** Begin Listed entries **

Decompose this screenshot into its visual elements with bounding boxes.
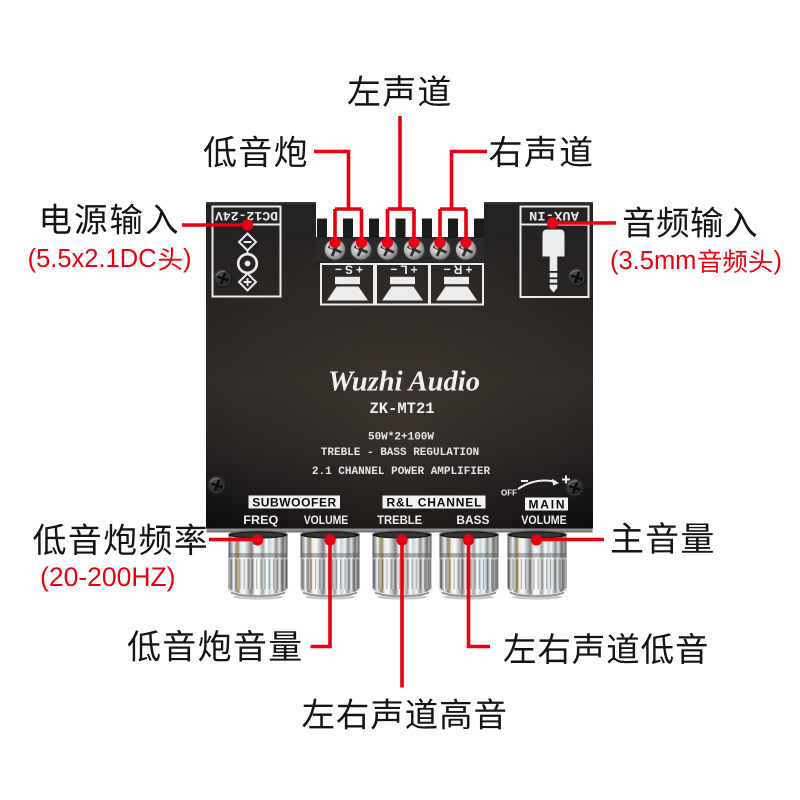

** End Listed entries **
** Begin Listed entries **

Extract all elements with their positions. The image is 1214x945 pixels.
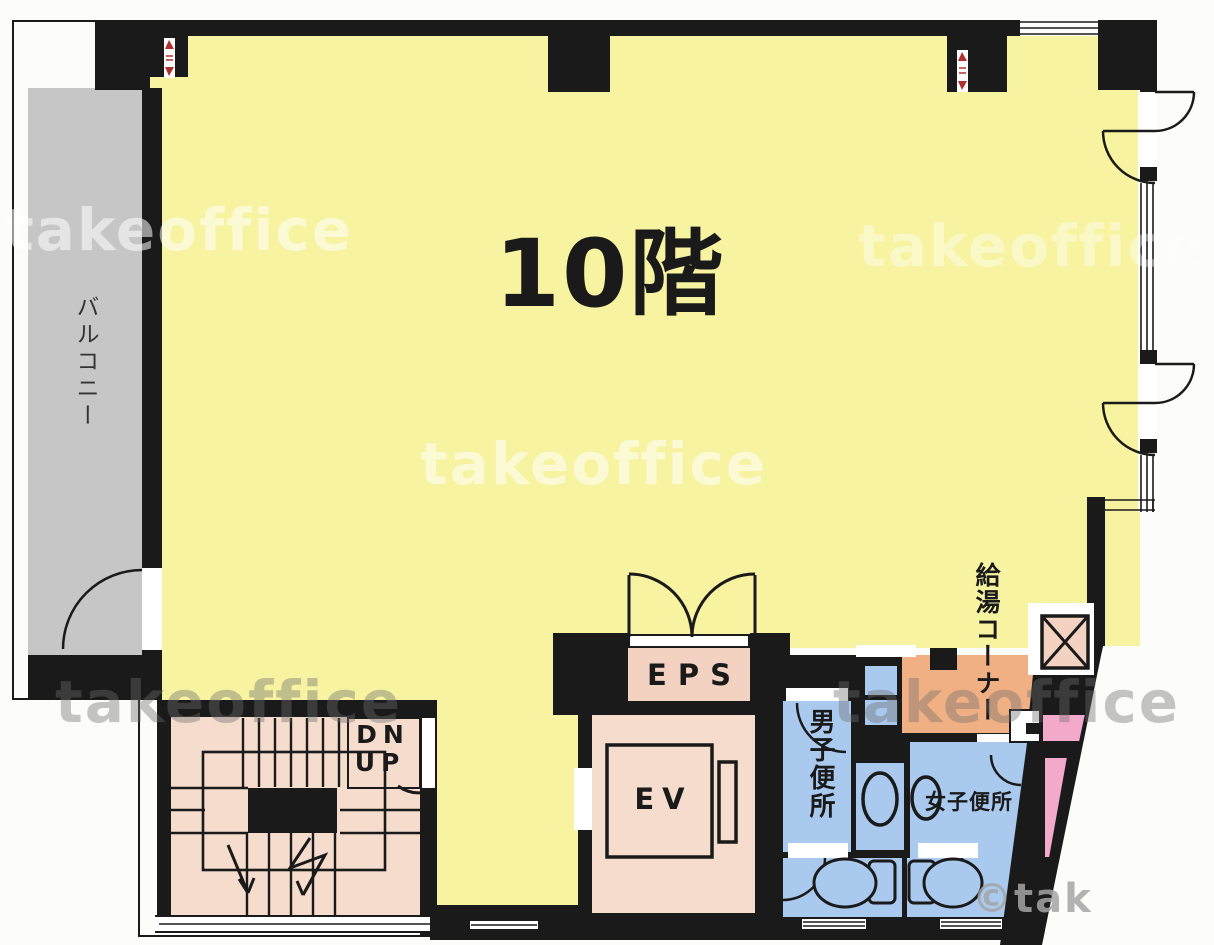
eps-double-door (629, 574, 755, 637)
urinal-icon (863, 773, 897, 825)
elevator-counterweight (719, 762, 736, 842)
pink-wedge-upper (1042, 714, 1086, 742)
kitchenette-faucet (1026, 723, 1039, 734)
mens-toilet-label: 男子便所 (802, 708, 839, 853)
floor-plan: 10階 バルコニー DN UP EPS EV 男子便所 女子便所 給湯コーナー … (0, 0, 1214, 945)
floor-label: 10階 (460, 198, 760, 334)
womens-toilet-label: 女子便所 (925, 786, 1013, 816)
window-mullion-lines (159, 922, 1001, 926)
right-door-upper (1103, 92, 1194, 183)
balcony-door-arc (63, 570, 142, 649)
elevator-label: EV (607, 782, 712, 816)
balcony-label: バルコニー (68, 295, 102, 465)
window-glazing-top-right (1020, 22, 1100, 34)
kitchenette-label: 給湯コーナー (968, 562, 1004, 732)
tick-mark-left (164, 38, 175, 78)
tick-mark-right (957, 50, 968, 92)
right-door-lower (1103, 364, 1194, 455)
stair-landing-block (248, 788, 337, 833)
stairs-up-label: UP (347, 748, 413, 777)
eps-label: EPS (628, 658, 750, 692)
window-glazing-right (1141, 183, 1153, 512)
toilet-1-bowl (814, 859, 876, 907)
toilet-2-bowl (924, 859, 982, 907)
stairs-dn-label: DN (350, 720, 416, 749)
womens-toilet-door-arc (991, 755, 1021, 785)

** End Listed entries **

**Description of the task**: Format the entries from the line with "Extract all elements" to the line with "right-door-upper (1103, 92, 1194, 183)" as a numbered list, skipping blank lines and leaving out the pictures.

**Answer in full**:
1. Extract all elements with their positions. The image is 1214x945 pixels.
2. eps-double-door (629, 574, 755, 637)
3. urinal-icon (863, 773, 897, 825)
4. elevator-counterweight (719, 762, 736, 842)
5. pink-wedge-upper (1042, 714, 1086, 742)
6. kitchenette-faucet (1026, 723, 1039, 734)
7. mens-toilet-label: 男子便所 (802, 708, 839, 853)
8. floor-plan: 10階 バルコニー DN UP EPS EV 男子便所 女子便所 給湯コーナー … (0, 0, 1214, 945)
9. floor-label: 10階 (460, 198, 760, 334)
10. womens-toilet-label: 女子便所 (925, 786, 1013, 816)
11. window-mullion-lines (159, 922, 1001, 926)
12. right-door-upper (1103, 92, 1194, 183)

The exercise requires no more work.